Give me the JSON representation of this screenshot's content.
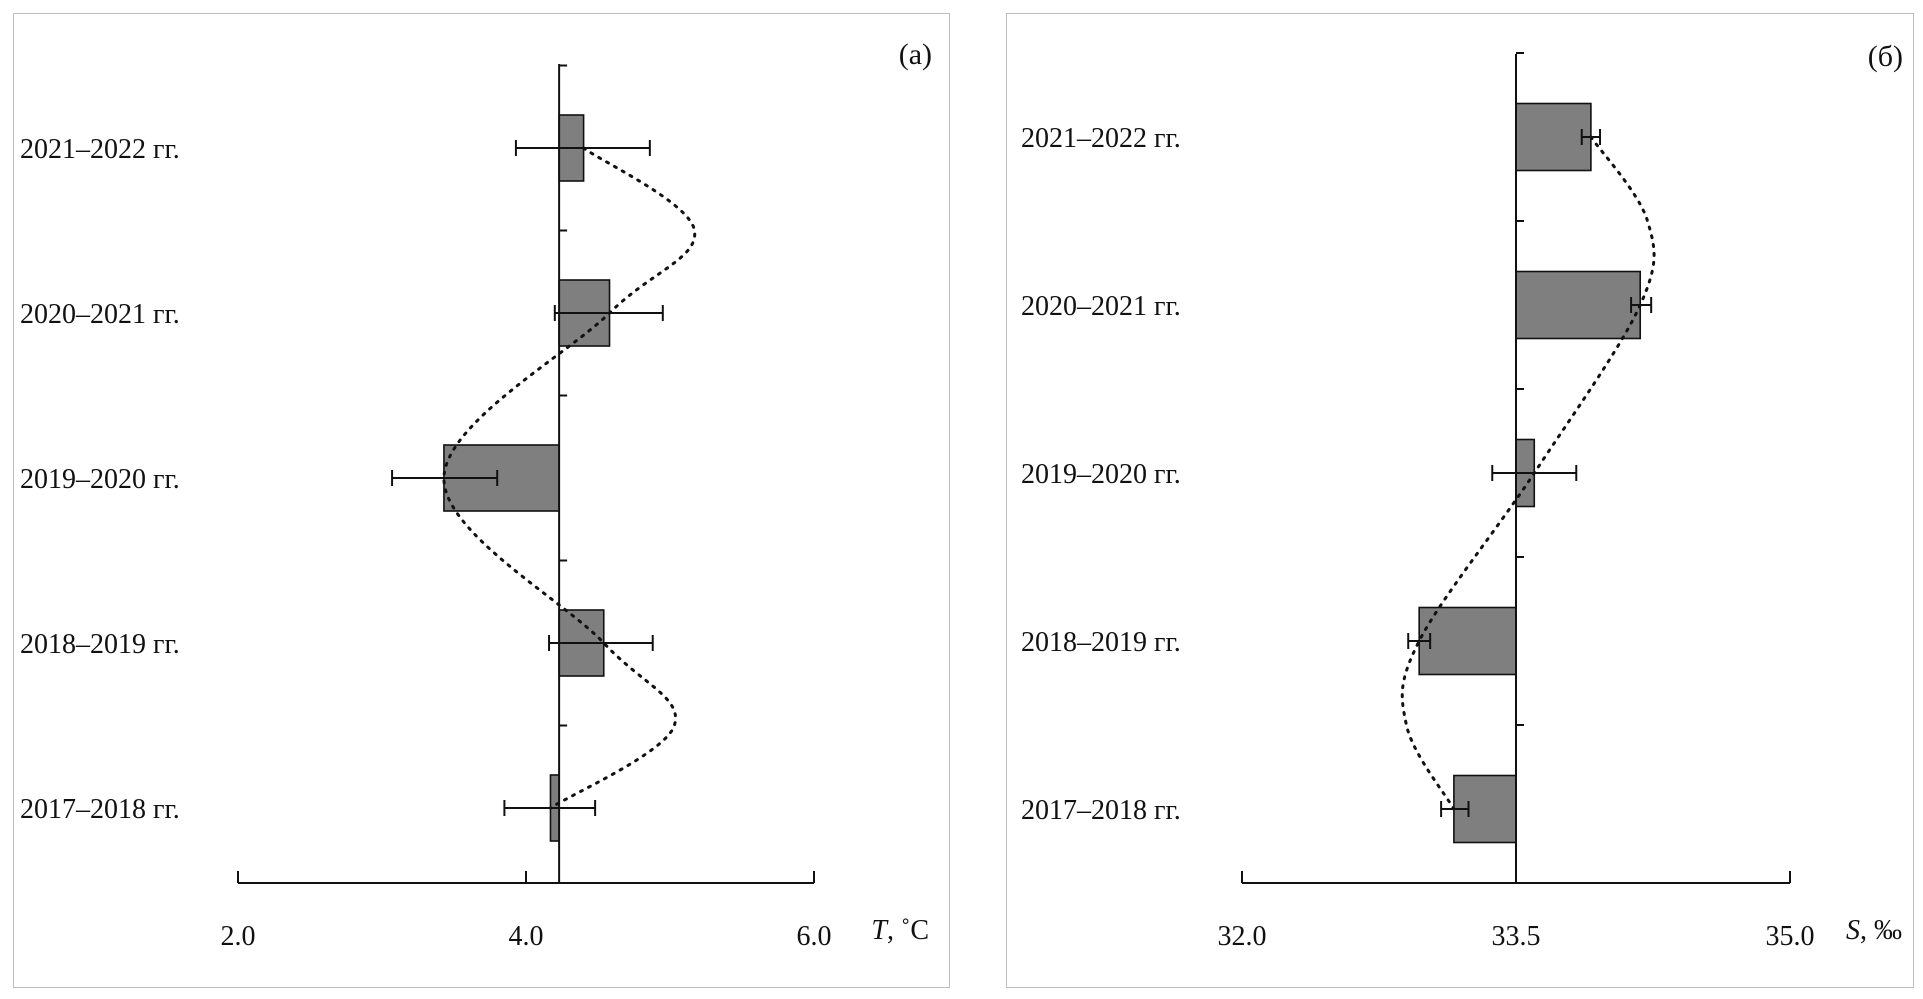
{
  "chart_data": [
    {
      "type": "bar",
      "orientation": "horizontal",
      "panel_label": "(а)",
      "categories": [
        "2021–2022 гг.",
        "2020–2021 гг.",
        "2019–2020 гг.",
        "2018–2019 гг.",
        "2017–2018 гг."
      ],
      "baseline": 4.23,
      "values": [
        4.4,
        4.58,
        3.43,
        4.54,
        4.17
      ],
      "error_low": [
        3.93,
        4.2,
        3.07,
        4.16,
        3.85
      ],
      "error_high": [
        4.86,
        4.95,
        3.8,
        4.88,
        4.48
      ],
      "trend_points": [
        {
          "category": "2021–2022 гг.",
          "value": 4.4
        },
        {
          "between": [
            "2021–2022 гг.",
            "2020–2021 гг."
          ],
          "value": 5.17
        },
        {
          "category": "2020–2021 гг.",
          "value": 4.58
        },
        {
          "category": "2019–2020 гг.",
          "value": 3.43
        },
        {
          "category": "2018–2019 гг.",
          "value": 4.54
        },
        {
          "between": [
            "2018–2019 гг.",
            "2017–2018 гг."
          ],
          "value": 5.03
        },
        {
          "category": "2017–2018 гг.",
          "value": 4.17
        }
      ],
      "xlim": [
        2.0,
        6.0
      ],
      "xticks": [
        2.0,
        4.0,
        6.0
      ],
      "xtick_labels": [
        "2.0",
        "4.0",
        "6.0"
      ],
      "xlabel_symbol": "T",
      "xlabel_unit": ", ˚С"
    },
    {
      "type": "bar",
      "orientation": "horizontal",
      "panel_label": "(б)",
      "categories": [
        "2021–2022 гг.",
        "2020–2021 гг.",
        "2019–2020 гг.",
        "2018–2019 гг.",
        "2017–2018 гг."
      ],
      "baseline": 33.5,
      "values": [
        33.91,
        34.18,
        33.6,
        32.97,
        33.16
      ],
      "error_low": [
        33.86,
        34.13,
        33.37,
        32.91,
        33.09
      ],
      "error_high": [
        33.96,
        34.24,
        33.83,
        33.03,
        33.24
      ],
      "trend_points": [
        {
          "category": "2021–2022 гг.",
          "value": 33.91
        },
        {
          "between": [
            "2021–2022 гг.",
            "2020–2021 гг."
          ],
          "value": 34.22
        },
        {
          "category": "2020–2021 гг.",
          "value": 34.18
        },
        {
          "category": "2019–2020 гг.",
          "value": 33.6
        },
        {
          "category": "2018–2019 гг.",
          "value": 32.97
        },
        {
          "between": [
            "2018–2019 гг.",
            "2017–2018 гг."
          ],
          "value": 32.9
        },
        {
          "category": "2017–2018 гг.",
          "value": 33.16
        }
      ],
      "xlim": [
        32.0,
        35.0
      ],
      "xticks": [
        32.0,
        33.5,
        35.0
      ],
      "xtick_labels": [
        "32.0",
        "33.5",
        "35.0"
      ],
      "xlabel_symbol": "S",
      "xlabel_unit": ", ‰"
    }
  ]
}
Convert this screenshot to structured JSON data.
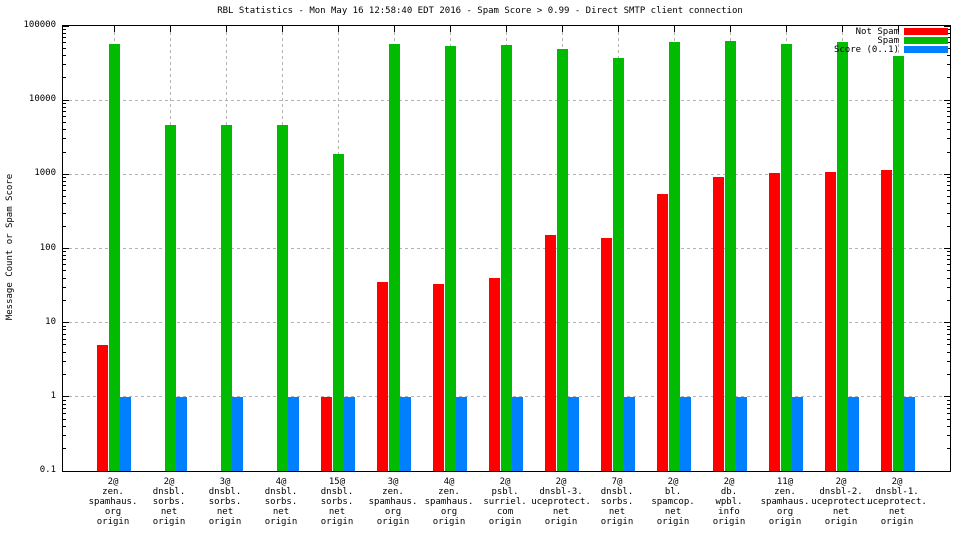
{
  "chart_data": {
    "type": "bar",
    "title": "RBL Statistics - Mon May 16 12:58:40 EDT 2016 - Spam Score > 0.99 - Direct SMTP client connection",
    "ylabel": "Message Count or Spam Score",
    "xlabel": "",
    "yscale": "log",
    "ylim": [
      0.1,
      100000
    ],
    "grid": true,
    "legend_position": "top-right",
    "background_color": "#ffffff",
    "grid_color": "#b3b3b3",
    "axis_color": "#000000",
    "yticks": [
      {
        "value": 100000,
        "label": "100000"
      },
      {
        "value": 10000,
        "label": "10000"
      },
      {
        "value": 1000,
        "label": "1000"
      },
      {
        "value": 100,
        "label": "100"
      },
      {
        "value": 10,
        "label": "10"
      },
      {
        "value": 1,
        "label": "1"
      },
      {
        "value": 0.1,
        "label": "0.1"
      }
    ],
    "gridline_values": [
      10000,
      1000,
      100,
      10,
      1
    ],
    "categories": [
      [
        "2@",
        "zen.",
        "spamhaus.",
        "org",
        "origin"
      ],
      [
        "2@",
        "dnsbl.",
        "sorbs.",
        "net",
        "origin"
      ],
      [
        "3@",
        "dnsbl.",
        "sorbs.",
        "net",
        "origin"
      ],
      [
        "4@",
        "dnsbl.",
        "sorbs.",
        "net",
        "origin"
      ],
      [
        "15@",
        "dnsbl.",
        "sorbs.",
        "net",
        "origin"
      ],
      [
        "3@",
        "zen.",
        "spamhaus.",
        "org",
        "origin"
      ],
      [
        "4@",
        "zen.",
        "spamhaus.",
        "org",
        "origin"
      ],
      [
        "2@",
        "psbl.",
        "surriel.",
        "com",
        "origin"
      ],
      [
        "2@",
        "dnsbl-3.",
        "uceprotect.",
        "net",
        "origin"
      ],
      [
        "7@",
        "dnsbl.",
        "sorbs.",
        "net",
        "origin"
      ],
      [
        "2@",
        "bl.",
        "spamcop.",
        "net",
        "origin"
      ],
      [
        "2@",
        "db.",
        "wpbl.",
        "info",
        "origin"
      ],
      [
        "11@",
        "zen.",
        "spamhaus.",
        "org",
        "origin"
      ],
      [
        "2@",
        "dnsbl-2.",
        "uceprotect.",
        "net",
        "origin"
      ],
      [
        "2@",
        "dnsbl-1.",
        "uceprotect.",
        "net",
        "origin"
      ]
    ],
    "series": [
      {
        "name": "Not Spam",
        "color": "#ff0000",
        "values": [
          5,
          null,
          null,
          null,
          1,
          35,
          33,
          40,
          150,
          140,
          550,
          920,
          1040,
          1080,
          1150
        ]
      },
      {
        "name": "Spam",
        "color": "#00bb00",
        "values": [
          57000,
          4600,
          4700,
          4600,
          1900,
          57000,
          54000,
          55000,
          49000,
          37000,
          60000,
          62000,
          58000,
          61000,
          40000
        ]
      },
      {
        "name": "Score (0..1)",
        "color": "#0080ff",
        "values": [
          1,
          1,
          1,
          1,
          1,
          1,
          1,
          1,
          1,
          1,
          1,
          1,
          1,
          1,
          1
        ]
      }
    ]
  }
}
::::::::
CHALLENGE:
Repeat the listing above exactly, with no pictures.

SOLUTION TO THE EXERCISE:
Give me the JSON representation of this screenshot's content.
{
  "chart_data": [
    {
      "type": "bar",
      "orientation": "horizontal",
      "panel_label": "(а)",
      "categories": [
        "2021–2022 гг.",
        "2020–2021 гг.",
        "2019–2020 гг.",
        "2018–2019 гг.",
        "2017–2018 гг."
      ],
      "baseline": 4.23,
      "values": [
        4.4,
        4.58,
        3.43,
        4.54,
        4.17
      ],
      "error_low": [
        3.93,
        4.2,
        3.07,
        4.16,
        3.85
      ],
      "error_high": [
        4.86,
        4.95,
        3.8,
        4.88,
        4.48
      ],
      "trend_points": [
        {
          "category": "2021–2022 гг.",
          "value": 4.4
        },
        {
          "between": [
            "2021–2022 гг.",
            "2020–2021 гг."
          ],
          "value": 5.17
        },
        {
          "category": "2020–2021 гг.",
          "value": 4.58
        },
        {
          "category": "2019–2020 гг.",
          "value": 3.43
        },
        {
          "category": "2018–2019 гг.",
          "value": 4.54
        },
        {
          "between": [
            "2018–2019 гг.",
            "2017–2018 гг."
          ],
          "value": 5.03
        },
        {
          "category": "2017–2018 гг.",
          "value": 4.17
        }
      ],
      "xlim": [
        2.0,
        6.0
      ],
      "xticks": [
        2.0,
        4.0,
        6.0
      ],
      "xtick_labels": [
        "2.0",
        "4.0",
        "6.0"
      ],
      "xlabel_symbol": "T",
      "xlabel_unit": ", ˚С"
    },
    {
      "type": "bar",
      "orientation": "horizontal",
      "panel_label": "(б)",
      "categories": [
        "2021–2022 гг.",
        "2020–2021 гг.",
        "2019–2020 гг.",
        "2018–2019 гг.",
        "2017–2018 гг."
      ],
      "baseline": 33.5,
      "values": [
        33.91,
        34.18,
        33.6,
        32.97,
        33.16
      ],
      "error_low": [
        33.86,
        34.13,
        33.37,
        32.91,
        33.09
      ],
      "error_high": [
        33.96,
        34.24,
        33.83,
        33.03,
        33.24
      ],
      "trend_points": [
        {
          "category": "2021–2022 гг.",
          "value": 33.91
        },
        {
          "between": [
            "2021–2022 гг.",
            "2020–2021 гг."
          ],
          "value": 34.22
        },
        {
          "category": "2020–2021 гг.",
          "value": 34.18
        },
        {
          "category": "2019–2020 гг.",
          "value": 33.6
        },
        {
          "category": "2018–2019 гг.",
          "value": 32.97
        },
        {
          "between": [
            "2018–2019 гг.",
            "2017–2018 гг."
          ],
          "value": 32.9
        },
        {
          "category": "2017–2018 гг.",
          "value": 33.16
        }
      ],
      "xlim": [
        32.0,
        35.0
      ],
      "xticks": [
        32.0,
        33.5,
        35.0
      ],
      "xtick_labels": [
        "32.0",
        "33.5",
        "35.0"
      ],
      "xlabel_symbol": "S",
      "xlabel_unit": ", ‰"
    }
  ]
}
Convert this screenshot to structured JSON data.
{
  "chart_data": {
    "type": "bar",
    "title": "RBL Statistics - Mon May 16 12:58:40 EDT 2016 - Spam Score > 0.99 - Direct SMTP client connection",
    "ylabel": "Message Count or Spam Score",
    "xlabel": "",
    "yscale": "log",
    "ylim": [
      0.1,
      100000
    ],
    "grid": true,
    "legend_position": "top-right",
    "background_color": "#ffffff",
    "grid_color": "#b3b3b3",
    "axis_color": "#000000",
    "yticks": [
      {
        "value": 100000,
        "label": "100000"
      },
      {
        "value": 10000,
        "label": "10000"
      },
      {
        "value": 1000,
        "label": "1000"
      },
      {
        "value": 100,
        "label": "100"
      },
      {
        "value": 10,
        "label": "10"
      },
      {
        "value": 1,
        "label": "1"
      },
      {
        "value": 0.1,
        "label": "0.1"
      }
    ],
    "gridline_values": [
      10000,
      1000,
      100,
      10,
      1
    ],
    "categories": [
      [
        "2@",
        "zen.",
        "spamhaus.",
        "org",
        "origin"
      ],
      [
        "2@",
        "dnsbl.",
        "sorbs.",
        "net",
        "origin"
      ],
      [
        "3@",
        "dnsbl.",
        "sorbs.",
        "net",
        "origin"
      ],
      [
        "4@",
        "dnsbl.",
        "sorbs.",
        "net",
        "origin"
      ],
      [
        "15@",
        "dnsbl.",
        "sorbs.",
        "net",
        "origin"
      ],
      [
        "3@",
        "zen.",
        "spamhaus.",
        "org",
        "origin"
      ],
      [
        "4@",
        "zen.",
        "spamhaus.",
        "org",
        "origin"
      ],
      [
        "2@",
        "psbl.",
        "surriel.",
        "com",
        "origin"
      ],
      [
        "2@",
        "dnsbl-3.",
        "uceprotect.",
        "net",
        "origin"
      ],
      [
        "7@",
        "dnsbl.",
        "sorbs.",
        "net",
        "origin"
      ],
      [
        "2@",
        "bl.",
        "spamcop.",
        "net",
        "origin"
      ],
      [
        "2@",
        "db.",
        "wpbl.",
        "info",
        "origin"
      ],
      [
        "11@",
        "zen.",
        "spamhaus.",
        "org",
        "origin"
      ],
      [
        "2@",
        "dnsbl-2.",
        "uceprotect.",
        "net",
        "origin"
      ],
      [
        "2@",
        "dnsbl-1.",
        "uceprotect.",
        "net",
        "origin"
      ]
    ],
    "series": [
      {
        "name": "Not Spam",
        "color": "#ff0000",
        "values": [
          5,
          null,
          null,
          null,
          1,
          35,
          33,
          40,
          150,
          140,
          550,
          920,
          1040,
          1080,
          1150
        ]
      },
      {
        "name": "Spam",
        "color": "#00bb00",
        "values": [
          57000,
          4600,
          4700,
          4600,
          1900,
          57000,
          54000,
          55000,
          49000,
          37000,
          60000,
          62000,
          58000,
          61000,
          40000
        ]
      },
      {
        "name": "Score (0..1)",
        "color": "#0080ff",
        "values": [
          1,
          1,
          1,
          1,
          1,
          1,
          1,
          1,
          1,
          1,
          1,
          1,
          1,
          1,
          1
        ]
      }
    ]
  }
}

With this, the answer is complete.